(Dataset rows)

______

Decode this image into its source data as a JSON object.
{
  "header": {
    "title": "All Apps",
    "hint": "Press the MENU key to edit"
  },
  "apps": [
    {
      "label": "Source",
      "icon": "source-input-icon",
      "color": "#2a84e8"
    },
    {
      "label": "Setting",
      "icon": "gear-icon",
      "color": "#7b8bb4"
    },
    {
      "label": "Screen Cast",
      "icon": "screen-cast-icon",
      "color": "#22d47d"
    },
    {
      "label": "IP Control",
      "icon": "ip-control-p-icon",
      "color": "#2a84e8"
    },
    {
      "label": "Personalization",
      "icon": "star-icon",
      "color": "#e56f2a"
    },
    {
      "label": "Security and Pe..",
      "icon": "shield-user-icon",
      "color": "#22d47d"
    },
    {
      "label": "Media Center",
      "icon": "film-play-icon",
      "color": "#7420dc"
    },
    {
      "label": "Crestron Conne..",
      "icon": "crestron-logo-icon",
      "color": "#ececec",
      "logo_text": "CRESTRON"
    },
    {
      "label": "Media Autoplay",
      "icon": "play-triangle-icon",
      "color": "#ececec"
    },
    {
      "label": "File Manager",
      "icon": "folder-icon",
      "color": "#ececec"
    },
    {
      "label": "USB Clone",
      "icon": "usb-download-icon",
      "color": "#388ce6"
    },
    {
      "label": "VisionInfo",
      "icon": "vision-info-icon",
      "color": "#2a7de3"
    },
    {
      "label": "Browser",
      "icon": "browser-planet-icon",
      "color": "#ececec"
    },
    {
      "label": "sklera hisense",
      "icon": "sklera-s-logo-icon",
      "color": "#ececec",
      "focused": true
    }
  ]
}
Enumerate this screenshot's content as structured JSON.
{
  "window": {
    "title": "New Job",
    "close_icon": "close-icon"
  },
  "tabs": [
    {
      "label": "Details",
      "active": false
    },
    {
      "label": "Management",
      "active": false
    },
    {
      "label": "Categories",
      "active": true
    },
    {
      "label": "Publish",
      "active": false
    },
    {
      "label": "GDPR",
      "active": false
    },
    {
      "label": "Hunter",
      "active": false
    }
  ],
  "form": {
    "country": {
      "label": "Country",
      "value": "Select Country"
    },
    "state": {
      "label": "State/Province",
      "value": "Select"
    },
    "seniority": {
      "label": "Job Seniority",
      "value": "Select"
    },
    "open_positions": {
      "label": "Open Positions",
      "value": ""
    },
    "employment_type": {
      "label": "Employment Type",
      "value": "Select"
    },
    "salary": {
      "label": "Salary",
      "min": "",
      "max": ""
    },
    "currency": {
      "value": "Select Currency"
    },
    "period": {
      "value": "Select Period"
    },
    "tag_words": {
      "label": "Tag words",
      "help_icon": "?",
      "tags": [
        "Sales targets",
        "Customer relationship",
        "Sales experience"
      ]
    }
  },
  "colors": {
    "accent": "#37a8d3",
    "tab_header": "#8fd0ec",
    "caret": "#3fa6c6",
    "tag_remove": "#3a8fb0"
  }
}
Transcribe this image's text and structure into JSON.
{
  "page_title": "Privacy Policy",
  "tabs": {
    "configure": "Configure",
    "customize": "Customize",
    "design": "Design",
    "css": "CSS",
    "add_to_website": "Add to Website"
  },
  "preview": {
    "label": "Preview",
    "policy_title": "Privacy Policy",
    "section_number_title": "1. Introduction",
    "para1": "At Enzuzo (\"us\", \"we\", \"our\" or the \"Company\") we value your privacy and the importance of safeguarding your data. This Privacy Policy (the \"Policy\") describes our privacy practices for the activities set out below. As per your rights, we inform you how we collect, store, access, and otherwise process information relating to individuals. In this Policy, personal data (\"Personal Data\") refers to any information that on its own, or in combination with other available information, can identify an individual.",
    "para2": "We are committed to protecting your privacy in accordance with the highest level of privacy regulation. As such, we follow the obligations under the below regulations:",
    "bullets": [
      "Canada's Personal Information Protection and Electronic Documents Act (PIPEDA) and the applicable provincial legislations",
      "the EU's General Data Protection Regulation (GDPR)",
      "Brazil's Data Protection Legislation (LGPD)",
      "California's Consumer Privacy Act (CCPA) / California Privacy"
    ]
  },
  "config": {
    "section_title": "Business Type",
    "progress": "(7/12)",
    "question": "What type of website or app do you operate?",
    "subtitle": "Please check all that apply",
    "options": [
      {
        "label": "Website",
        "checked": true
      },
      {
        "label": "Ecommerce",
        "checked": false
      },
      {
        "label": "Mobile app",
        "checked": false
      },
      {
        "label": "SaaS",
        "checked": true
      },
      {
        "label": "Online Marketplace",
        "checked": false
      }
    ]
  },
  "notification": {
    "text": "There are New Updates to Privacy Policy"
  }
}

______

» WHAT YOU NEED TO DO
Give every line of the material again, exactly as it reads.

» IN RESPONSE
Decode this image into its source data as a JSON object.
{
  "header": {
    "title": "All Apps",
    "hint": "Press the MENU key to edit"
  },
  "apps": [
    {
      "label": "Source",
      "icon": "source-input-icon",
      "color": "#2a84e8"
    },
    {
      "label": "Setting",
      "icon": "gear-icon",
      "color": "#7b8bb4"
    },
    {
      "label": "Screen Cast",
      "icon": "screen-cast-icon",
      "color": "#22d47d"
    },
    {
      "label": "IP Control",
      "icon": "ip-control-p-icon",
      "color": "#2a84e8"
    },
    {
      "label": "Personalization",
      "icon": "star-icon",
      "color": "#e56f2a"
    },
    {
      "label": "Security and Pe..",
      "icon": "shield-user-icon",
      "color": "#22d47d"
    },
    {
      "label": "Media Center",
      "icon": "film-play-icon",
      "color": "#7420dc"
    },
    {
      "label": "Crestron Conne..",
      "icon": "crestron-logo-icon",
      "color": "#ececec",
      "logo_text": "CRESTRON"
    },
    {
      "label": "Media Autoplay",
      "icon": "play-triangle-icon",
      "color": "#ececec"
    },
    {
      "label": "File Manager",
      "icon": "folder-icon",
      "color": "#ececec"
    },
    {
      "label": "USB Clone",
      "icon": "usb-download-icon",
      "color": "#388ce6"
    },
    {
      "label": "VisionInfo",
      "icon": "vision-info-icon",
      "color": "#2a7de3"
    },
    {
      "label": "Browser",
      "icon": "browser-planet-icon",
      "color": "#ececec"
    },
    {
      "label": "sklera hisense",
      "icon": "sklera-s-logo-icon",
      "color": "#ececec",
      "focused": true
    }
  ]
}
Enumerate this screenshot's content as structured JSON.
{
  "window": {
    "title": "New Job",
    "close_icon": "close-icon"
  },
  "tabs": [
    {
      "label": "Details",
      "active": false
    },
    {
      "label": "Management",
      "active": false
    },
    {
      "label": "Categories",
      "active": true
    },
    {
      "label": "Publish",
      "active": false
    },
    {
      "label": "GDPR",
      "active": false
    },
    {
      "label": "Hunter",
      "active": false
    }
  ],
  "form": {
    "country": {
      "label": "Country",
      "value": "Select Country"
    },
    "state": {
      "label": "State/Province",
      "value": "Select"
    },
    "seniority": {
      "label": "Job Seniority",
      "value": "Select"
    },
    "open_positions": {
      "label": "Open Positions",
      "value": ""
    },
    "employment_type": {
      "label": "Employment Type",
      "value": "Select"
    },
    "salary": {
      "label": "Salary",
      "min": "",
      "max": ""
    },
    "currency": {
      "value": "Select Currency"
    },
    "period": {
      "value": "Select Period"
    },
    "tag_words": {
      "label": "Tag words",
      "help_icon": "?",
      "tags": [
        "Sales targets",
        "Customer relationship",
        "Sales experience"
      ]
    }
  },
  "colors": {
    "accent": "#37a8d3",
    "tab_header": "#8fd0ec",
    "caret": "#3fa6c6",
    "tag_remove": "#3a8fb0"
  }
}
Transcribe this image's text and structure into JSON.
{
  "page_title": "Privacy Policy",
  "tabs": {
    "configure": "Configure",
    "customize": "Customize",
    "design": "Design",
    "css": "CSS",
    "add_to_website": "Add to Website"
  },
  "preview": {
    "label": "Preview",
    "policy_title": "Privacy Policy",
    "section_number_title": "1. Introduction",
    "para1": "At Enzuzo (\"us\", \"we\", \"our\" or the \"Company\") we value your privacy and the importance of safeguarding your data. This Privacy Policy (the \"Policy\") describes our privacy practices for the activities set out below. As per your rights, we inform you how we collect, store, access, and otherwise process information relating to individuals. In this Policy, personal data (\"Personal Data\") refers to any information that on its own, or in combination with other available information, can identify an individual.",
    "para2": "We are committed to protecting your privacy in accordance with the highest level of privacy regulation. As such, we follow the obligations under the below regulations:",
    "bullets": [
      "Canada's Personal Information Protection and Electronic Documents Act (PIPEDA) and the applicable provincial legislations",
      "the EU's General Data Protection Regulation (GDPR)",
      "Brazil's Data Protection Legislation (LGPD)",
      "California's Consumer Privacy Act (CCPA) / California Privacy"
    ]
  },
  "config": {
    "section_title": "Business Type",
    "progress": "(7/12)",
    "question": "What type of website or app do you operate?",
    "subtitle": "Please check all that apply",
    "options": [
      {
        "label": "Website",
        "checked": true
      },
      {
        "label": "Ecommerce",
        "checked": false
      },
      {
        "label": "Mobile app",
        "checked": false
      },
      {
        "label": "SaaS",
        "checked": true
      },
      {
        "label": "Online Marketplace",
        "checked": false
      }
    ]
  },
  "notification": {
    "text": "There are New Updates to Privacy Policy"
  }
}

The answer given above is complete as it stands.